Goal
Pull out every line of the listing below where "title" appears.
● ● ●
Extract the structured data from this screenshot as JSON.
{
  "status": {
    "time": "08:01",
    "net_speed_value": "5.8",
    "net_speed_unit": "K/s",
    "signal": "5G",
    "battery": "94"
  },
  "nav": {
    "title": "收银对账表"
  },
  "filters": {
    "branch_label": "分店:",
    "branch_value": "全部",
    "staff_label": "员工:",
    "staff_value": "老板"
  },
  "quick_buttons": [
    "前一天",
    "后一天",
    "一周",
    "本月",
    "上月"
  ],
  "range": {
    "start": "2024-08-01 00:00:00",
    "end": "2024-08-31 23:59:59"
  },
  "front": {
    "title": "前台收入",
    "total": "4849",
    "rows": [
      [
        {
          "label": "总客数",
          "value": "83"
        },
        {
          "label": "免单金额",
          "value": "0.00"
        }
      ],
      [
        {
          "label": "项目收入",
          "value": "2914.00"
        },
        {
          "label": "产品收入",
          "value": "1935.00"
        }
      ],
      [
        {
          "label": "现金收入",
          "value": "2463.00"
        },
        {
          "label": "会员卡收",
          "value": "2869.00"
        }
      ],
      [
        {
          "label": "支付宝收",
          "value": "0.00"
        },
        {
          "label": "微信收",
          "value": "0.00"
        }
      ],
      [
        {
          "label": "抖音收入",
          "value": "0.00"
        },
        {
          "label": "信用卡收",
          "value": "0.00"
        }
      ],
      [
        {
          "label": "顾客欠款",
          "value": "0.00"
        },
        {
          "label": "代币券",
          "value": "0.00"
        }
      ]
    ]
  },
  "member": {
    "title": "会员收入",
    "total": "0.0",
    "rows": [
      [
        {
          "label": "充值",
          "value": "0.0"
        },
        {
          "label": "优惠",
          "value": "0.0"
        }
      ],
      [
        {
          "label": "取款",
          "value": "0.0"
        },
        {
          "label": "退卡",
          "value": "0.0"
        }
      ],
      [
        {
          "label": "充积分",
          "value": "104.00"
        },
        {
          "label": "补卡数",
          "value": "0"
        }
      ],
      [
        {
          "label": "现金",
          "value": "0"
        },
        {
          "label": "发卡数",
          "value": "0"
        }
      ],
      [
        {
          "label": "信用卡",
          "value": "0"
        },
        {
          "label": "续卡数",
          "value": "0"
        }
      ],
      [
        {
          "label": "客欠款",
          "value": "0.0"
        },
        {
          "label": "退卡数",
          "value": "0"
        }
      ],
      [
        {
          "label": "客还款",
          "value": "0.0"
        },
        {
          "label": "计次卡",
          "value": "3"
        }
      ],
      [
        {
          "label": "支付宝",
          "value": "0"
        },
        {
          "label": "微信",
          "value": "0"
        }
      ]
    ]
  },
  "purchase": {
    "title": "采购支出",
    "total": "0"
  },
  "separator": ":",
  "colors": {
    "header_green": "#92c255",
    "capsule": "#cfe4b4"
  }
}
● ● ●
Output of the exercise
    "title": "收银对账表"
    "title": "前台收入",
    "title": "会员收入",
    "title": "采购支出",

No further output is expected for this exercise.